+++ Records +++

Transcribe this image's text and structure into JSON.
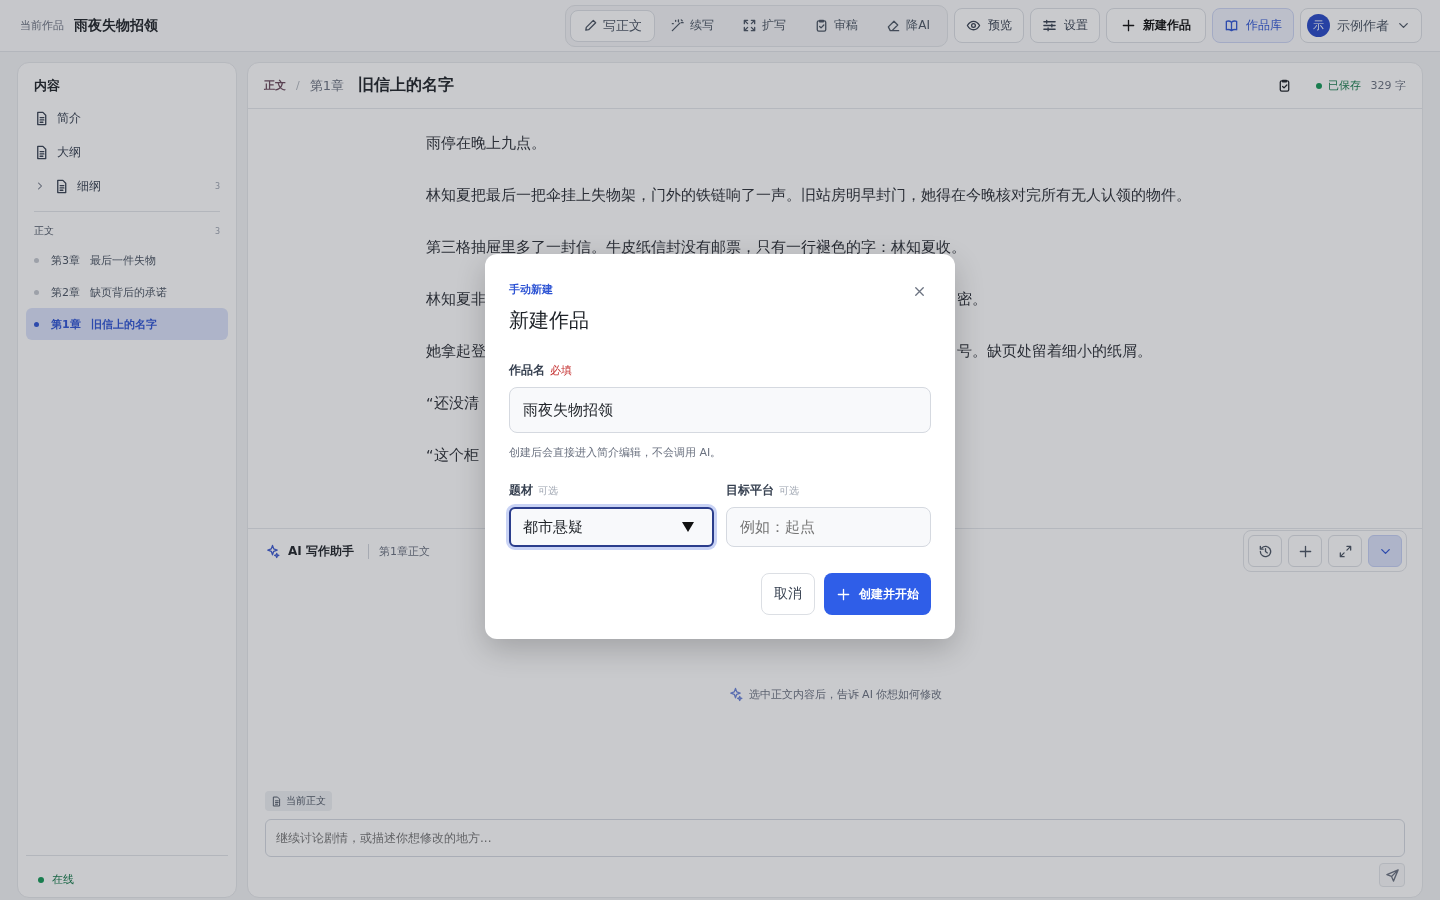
{
  "header": {
    "label": "当前作品",
    "title": "雨夜失物招领"
  },
  "toolbar": [
    {
      "label": "写正文",
      "selected": true
    },
    {
      "label": "续写",
      "selected": false
    },
    {
      "label": "扩写",
      "selected": false
    },
    {
      "label": "审稿",
      "selected": false
    },
    {
      "label": "降AI",
      "selected": false
    }
  ],
  "actions": [
    {
      "label": "预览",
      "kind": "plain"
    },
    {
      "label": "设置",
      "kind": "plain"
    },
    {
      "label": "新建作品",
      "kind": "strong"
    },
    {
      "label": "作品库",
      "kind": "accent"
    }
  ],
  "user": {
    "avatar": "示",
    "name": "示例作者"
  },
  "sidebar": {
    "title": "内容",
    "items": [
      {
        "label": "简介"
      },
      {
        "label": "大纲"
      },
      {
        "label": "细纲",
        "count": "3",
        "expanded": false
      }
    ],
    "section": {
      "title": "正文",
      "count": "3",
      "chapters": [
        {
          "number": "第3章",
          "title": "最后一件失物",
          "selected": false
        },
        {
          "number": "第2章",
          "title": "缺页背后的承诺",
          "selected": false
        },
        {
          "number": "第1章",
          "title": "旧信上的名字",
          "selected": true
        }
      ]
    },
    "status": "在线"
  },
  "editor": {
    "breadcrumb": [
      "正文",
      "第1章"
    ],
    "separator": "/",
    "title": "旧信上的名字",
    "saved": "已保存",
    "word_count": "329 字",
    "paragraphs": [
      {
        "parts": [
          "雨停在晚上九点。"
        ]
      },
      {
        "parts": [
          "林知夏把最后一把伞挂上失物架，门外的铁链响了一声。旧站房明早封门，她得在今晚核对完所有无人认领的物件。"
        ]
      },
      {
        "parts": [
          "第三格抽屉里多了一封信。牛皮纸信封没有邮票，只有一行褪色的字：林知夏收。"
        ]
      },
      {
        "parts": [
          "林知夏非",
          "密。"
        ]
      },
      {
        "parts": [
          "她拿起登",
          "号。缺页处留着细小的纸屑。"
        ]
      },
      {
        "parts": [
          "“还没清"
        ]
      },
      {
        "parts": [
          "“这个柜"
        ]
      }
    ]
  },
  "assistant": {
    "title": "AI 写作助手",
    "context": "第1章正文",
    "hint": "选中正文内容后，告诉 AI 你想如何修改",
    "chip": "当前正文",
    "input": {
      "placeholder": "继续讨论剧情，或描述你想修改的地方..."
    }
  },
  "modal": {
    "eyebrow": "手动新建",
    "title": "新建作品",
    "name_field": {
      "label": "作品名",
      "tag": "必填",
      "value": "雨夜失物招领",
      "help": "创建后会直接进入简介编辑，不会调用 AI。"
    },
    "genre_field": {
      "label": "题材",
      "tag": "可选",
      "value": "都市悬疑"
    },
    "platform_field": {
      "label": "目标平台",
      "tag": "可选",
      "placeholder": "例如：起点"
    },
    "cancel": "取消",
    "submit": "创建并开始"
  }
}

+++

Your objective: Working from the material above, transcribe it exactly while omitting pictures.

Completed task:
Transcribe this image's text and structure into JSON.
{
  "header": {
    "label": "当前作品",
    "title": "雨夜失物招领"
  },
  "toolbar": [
    {
      "label": "写正文",
      "selected": true
    },
    {
      "label": "续写",
      "selected": false
    },
    {
      "label": "扩写",
      "selected": false
    },
    {
      "label": "审稿",
      "selected": false
    },
    {
      "label": "降AI",
      "selected": false
    }
  ],
  "actions": [
    {
      "label": "预览",
      "kind": "plain"
    },
    {
      "label": "设置",
      "kind": "plain"
    },
    {
      "label": "新建作品",
      "kind": "strong"
    },
    {
      "label": "作品库",
      "kind": "accent"
    }
  ],
  "user": {
    "avatar": "示",
    "name": "示例作者"
  },
  "sidebar": {
    "title": "内容",
    "items": [
      {
        "label": "简介"
      },
      {
        "label": "大纲"
      },
      {
        "label": "细纲",
        "count": "3",
        "expanded": false
      }
    ],
    "section": {
      "title": "正文",
      "count": "3",
      "chapters": [
        {
          "number": "第3章",
          "title": "最后一件失物",
          "selected": false
        },
        {
          "number": "第2章",
          "title": "缺页背后的承诺",
          "selected": false
        },
        {
          "number": "第1章",
          "title": "旧信上的名字",
          "selected": true
        }
      ]
    },
    "status": "在线"
  },
  "editor": {
    "breadcrumb": [
      "正文",
      "第1章"
    ],
    "separator": "/",
    "title": "旧信上的名字",
    "saved": "已保存",
    "word_count": "329 字",
    "paragraphs": [
      {
        "parts": [
          "雨停在晚上九点。"
        ]
      },
      {
        "parts": [
          "林知夏把最后一把伞挂上失物架，门外的铁链响了一声。旧站房明早封门，她得在今晚核对完所有无人认领的物件。"
        ]
      },
      {
        "parts": [
          "第三格抽屉里多了一封信。牛皮纸信封没有邮票，只有一行褪色的字：林知夏收。"
        ]
      },
      {
        "parts": [
          "林知夏非",
          "密。"
        ]
      },
      {
        "parts": [
          "她拿起登",
          "号。缺页处留着细小的纸屑。"
        ]
      },
      {
        "parts": [
          "“还没清"
        ]
      },
      {
        "parts": [
          "“这个柜"
        ]
      }
    ]
  },
  "assistant": {
    "title": "AI 写作助手",
    "context": "第1章正文",
    "hint": "选中正文内容后，告诉 AI 你想如何修改",
    "chip": "当前正文",
    "input": {
      "placeholder": "继续讨论剧情，或描述你想修改的地方..."
    }
  },
  "modal": {
    "eyebrow": "手动新建",
    "title": "新建作品",
    "name_field": {
      "label": "作品名",
      "tag": "必填",
      "value": "雨夜失物招领",
      "help": "创建后会直接进入简介编辑，不会调用 AI。"
    },
    "genre_field": {
      "label": "题材",
      "tag": "可选",
      "value": "都市悬疑"
    },
    "platform_field": {
      "label": "目标平台",
      "tag": "可选",
      "placeholder": "例如：起点"
    },
    "cancel": "取消",
    "submit": "创建并开始"
  }
}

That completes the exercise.